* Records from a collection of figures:
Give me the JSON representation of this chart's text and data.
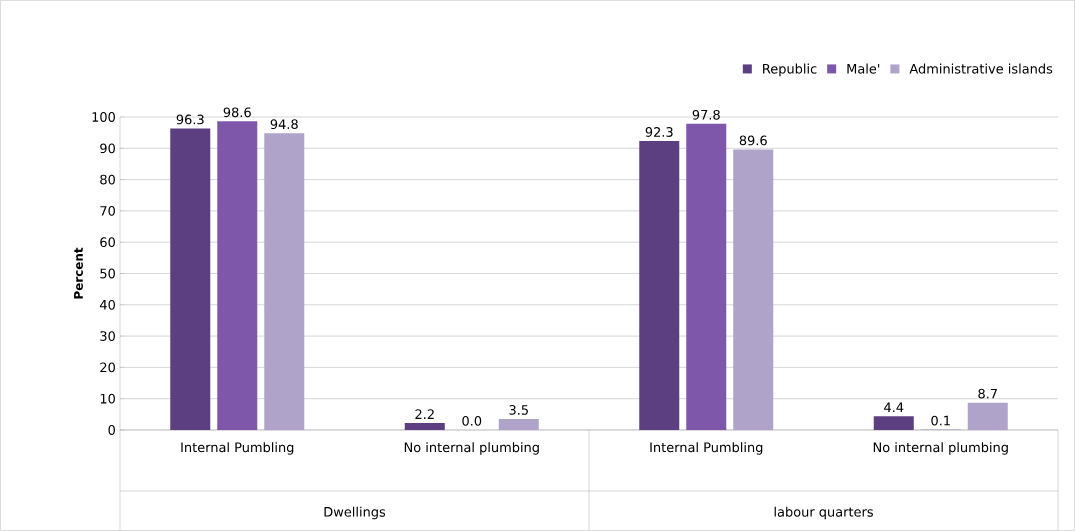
{
  "chart_data": {
    "type": "bar",
    "ylabel": "Percent",
    "categories": [
      "Internal Pumbling",
      "No internal plumbing",
      "Internal Pumbling",
      "No internal plumbing"
    ],
    "annotations": [
      "Dwellings",
      "labour quarters"
    ],
    "series": [
      {
        "name": "Republic",
        "color": "#5b3f80",
        "values": [
          96.3,
          2.2,
          92.3,
          4.4
        ],
        "value_labels": [
          "96.3",
          "2.2",
          "92.3",
          "4.4"
        ]
      },
      {
        "name": "Male'",
        "color": "#7e57ab",
        "values": [
          98.6,
          0.0,
          97.8,
          0.1
        ],
        "value_labels": [
          "98.6",
          "0.0",
          "97.8",
          "0.1"
        ]
      },
      {
        "name": "Administrative islands",
        "color": "#b0a3c9",
        "values": [
          94.8,
          3.5,
          89.6,
          8.7
        ],
        "value_labels": [
          "94.8",
          "3.5",
          "89.6",
          "8.7"
        ]
      }
    ],
    "ylim": [
      0,
      100
    ],
    "yticks": [
      0,
      10,
      20,
      30,
      40,
      50,
      60,
      70,
      80,
      90,
      100
    ],
    "grid": "y",
    "legend": "top right"
  }
}
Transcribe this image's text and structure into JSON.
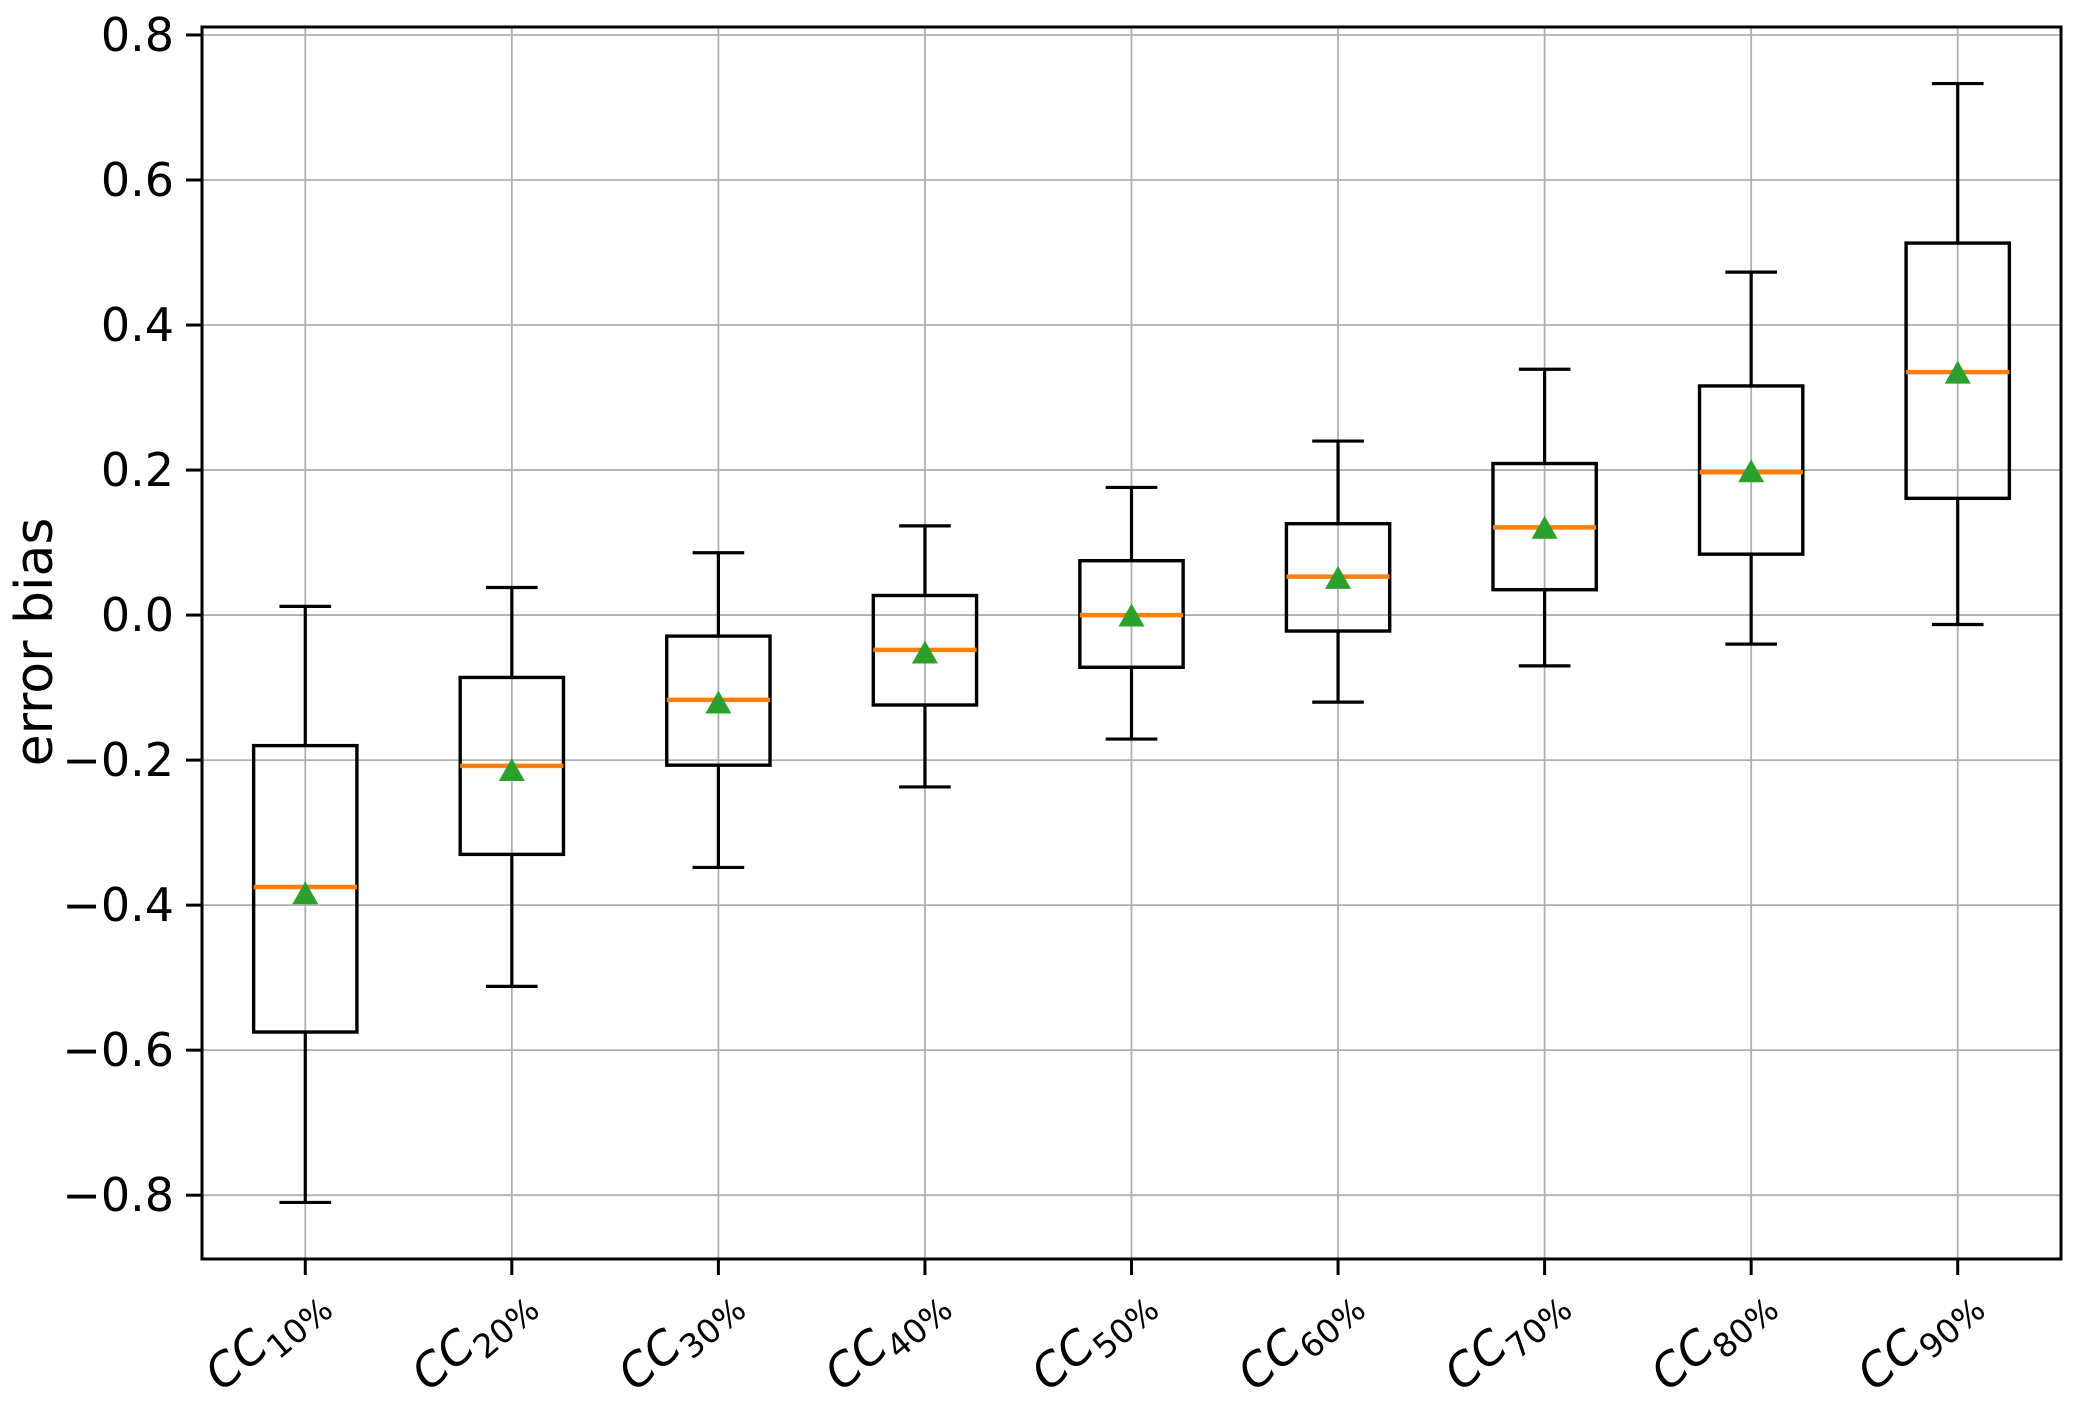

* PROBLEM DESCRIPTION: Copy the entries above faithfully and omit every image.

* TASK SOLUTION:
Give me the JSON representation of this chart's text and data.
{
  "chart_data": {
    "type": "bar",
    "ylabel": "Percent",
    "categories": [
      "Internal Pumbling",
      "No internal plumbing",
      "Internal Pumbling",
      "No internal plumbing"
    ],
    "annotations": [
      "Dwellings",
      "labour quarters"
    ],
    "series": [
      {
        "name": "Republic",
        "color": "#5b3f80",
        "values": [
          96.3,
          2.2,
          92.3,
          4.4
        ],
        "value_labels": [
          "96.3",
          "2.2",
          "92.3",
          "4.4"
        ]
      },
      {
        "name": "Male'",
        "color": "#7e57ab",
        "values": [
          98.6,
          0.0,
          97.8,
          0.1
        ],
        "value_labels": [
          "98.6",
          "0.0",
          "97.8",
          "0.1"
        ]
      },
      {
        "name": "Administrative islands",
        "color": "#b0a3c9",
        "values": [
          94.8,
          3.5,
          89.6,
          8.7
        ],
        "value_labels": [
          "94.8",
          "3.5",
          "89.6",
          "8.7"
        ]
      }
    ],
    "ylim": [
      0,
      100
    ],
    "yticks": [
      0,
      10,
      20,
      30,
      40,
      50,
      60,
      70,
      80,
      90,
      100
    ],
    "grid": "y",
    "legend": "top right"
  }
}
Transcribe this image's text and structure into JSON.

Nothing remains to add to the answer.